### Exercise details:
Give back the full listing verbatim, apart from its images.

— begin Excerpted data —

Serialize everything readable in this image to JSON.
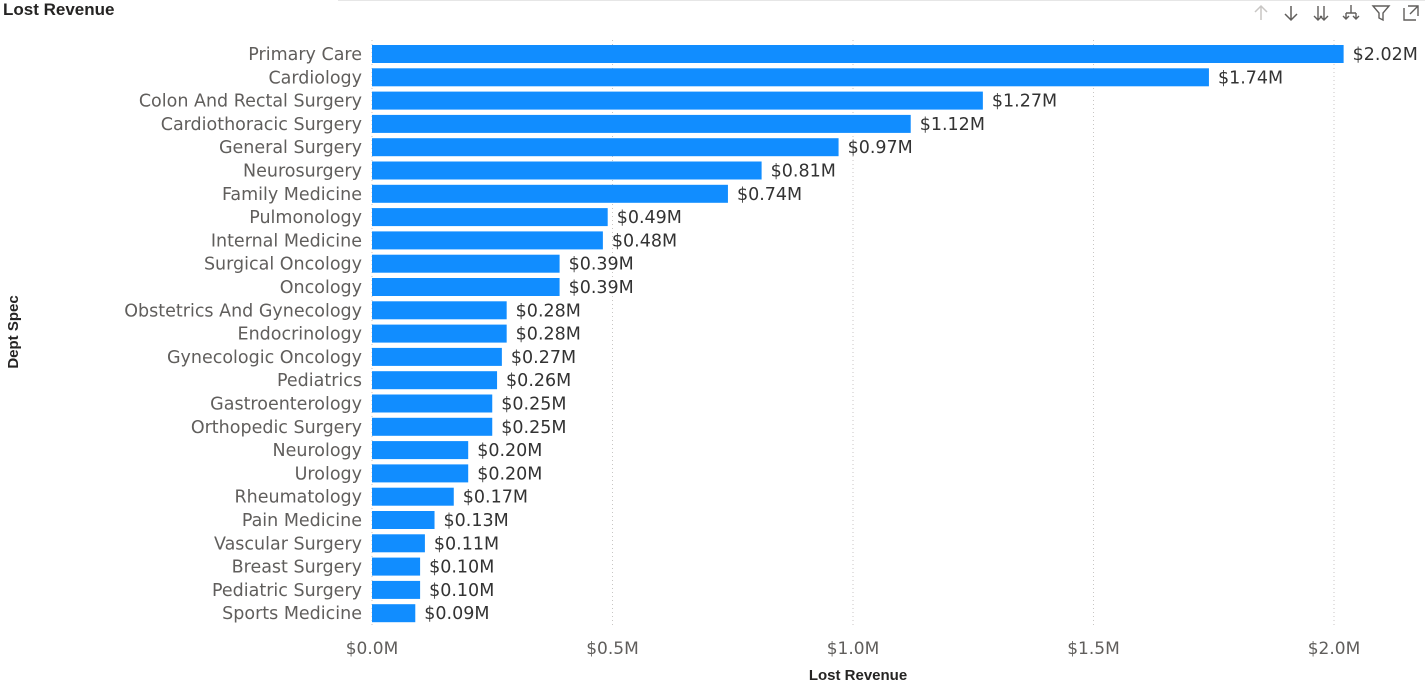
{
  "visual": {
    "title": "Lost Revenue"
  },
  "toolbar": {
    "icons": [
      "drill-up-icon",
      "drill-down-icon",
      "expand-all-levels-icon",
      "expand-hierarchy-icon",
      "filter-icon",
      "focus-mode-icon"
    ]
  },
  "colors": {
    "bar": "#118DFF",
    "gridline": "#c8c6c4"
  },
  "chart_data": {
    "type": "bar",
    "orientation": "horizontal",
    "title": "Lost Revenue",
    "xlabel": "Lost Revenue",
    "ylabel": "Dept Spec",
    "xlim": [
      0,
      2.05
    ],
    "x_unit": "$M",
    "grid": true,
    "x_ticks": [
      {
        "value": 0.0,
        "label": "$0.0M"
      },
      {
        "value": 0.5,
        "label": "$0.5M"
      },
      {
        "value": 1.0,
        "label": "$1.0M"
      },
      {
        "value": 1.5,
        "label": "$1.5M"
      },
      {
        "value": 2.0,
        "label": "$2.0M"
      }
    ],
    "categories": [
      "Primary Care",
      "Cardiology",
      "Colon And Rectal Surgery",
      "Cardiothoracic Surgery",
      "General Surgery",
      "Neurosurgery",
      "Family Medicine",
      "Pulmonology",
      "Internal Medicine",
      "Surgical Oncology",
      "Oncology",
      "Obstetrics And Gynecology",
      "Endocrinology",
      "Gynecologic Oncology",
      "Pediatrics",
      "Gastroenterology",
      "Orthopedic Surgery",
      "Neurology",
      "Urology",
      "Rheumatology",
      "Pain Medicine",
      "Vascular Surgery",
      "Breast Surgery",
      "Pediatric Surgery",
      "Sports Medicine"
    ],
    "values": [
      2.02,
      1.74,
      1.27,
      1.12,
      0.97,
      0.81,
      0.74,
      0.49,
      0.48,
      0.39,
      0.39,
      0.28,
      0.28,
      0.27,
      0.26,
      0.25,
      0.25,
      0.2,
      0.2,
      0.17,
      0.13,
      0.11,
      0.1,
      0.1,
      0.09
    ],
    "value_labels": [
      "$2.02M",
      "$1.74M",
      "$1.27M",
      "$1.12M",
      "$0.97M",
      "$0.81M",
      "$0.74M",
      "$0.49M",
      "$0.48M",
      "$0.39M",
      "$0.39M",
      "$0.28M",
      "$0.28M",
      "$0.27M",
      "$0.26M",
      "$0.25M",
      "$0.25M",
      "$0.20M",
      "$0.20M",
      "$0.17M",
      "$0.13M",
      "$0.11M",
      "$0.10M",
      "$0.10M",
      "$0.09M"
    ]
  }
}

— end Excerpted data —

### Result of this exercise:
Serialize everything readable in this image to JSON.
{
  "visual": {
    "title": "Lost Revenue"
  },
  "toolbar": {
    "icons": [
      "drill-up-icon",
      "drill-down-icon",
      "expand-all-levels-icon",
      "expand-hierarchy-icon",
      "filter-icon",
      "focus-mode-icon"
    ]
  },
  "colors": {
    "bar": "#118DFF",
    "gridline": "#c8c6c4"
  },
  "chart_data": {
    "type": "bar",
    "orientation": "horizontal",
    "title": "Lost Revenue",
    "xlabel": "Lost Revenue",
    "ylabel": "Dept Spec",
    "xlim": [
      0,
      2.05
    ],
    "x_unit": "$M",
    "grid": true,
    "x_ticks": [
      {
        "value": 0.0,
        "label": "$0.0M"
      },
      {
        "value": 0.5,
        "label": "$0.5M"
      },
      {
        "value": 1.0,
        "label": "$1.0M"
      },
      {
        "value": 1.5,
        "label": "$1.5M"
      },
      {
        "value": 2.0,
        "label": "$2.0M"
      }
    ],
    "categories": [
      "Primary Care",
      "Cardiology",
      "Colon And Rectal Surgery",
      "Cardiothoracic Surgery",
      "General Surgery",
      "Neurosurgery",
      "Family Medicine",
      "Pulmonology",
      "Internal Medicine",
      "Surgical Oncology",
      "Oncology",
      "Obstetrics And Gynecology",
      "Endocrinology",
      "Gynecologic Oncology",
      "Pediatrics",
      "Gastroenterology",
      "Orthopedic Surgery",
      "Neurology",
      "Urology",
      "Rheumatology",
      "Pain Medicine",
      "Vascular Surgery",
      "Breast Surgery",
      "Pediatric Surgery",
      "Sports Medicine"
    ],
    "values": [
      2.02,
      1.74,
      1.27,
      1.12,
      0.97,
      0.81,
      0.74,
      0.49,
      0.48,
      0.39,
      0.39,
      0.28,
      0.28,
      0.27,
      0.26,
      0.25,
      0.25,
      0.2,
      0.2,
      0.17,
      0.13,
      0.11,
      0.1,
      0.1,
      0.09
    ],
    "value_labels": [
      "$2.02M",
      "$1.74M",
      "$1.27M",
      "$1.12M",
      "$0.97M",
      "$0.81M",
      "$0.74M",
      "$0.49M",
      "$0.48M",
      "$0.39M",
      "$0.39M",
      "$0.28M",
      "$0.28M",
      "$0.27M",
      "$0.26M",
      "$0.25M",
      "$0.25M",
      "$0.20M",
      "$0.20M",
      "$0.17M",
      "$0.13M",
      "$0.11M",
      "$0.10M",
      "$0.10M",
      "$0.09M"
    ]
  }
}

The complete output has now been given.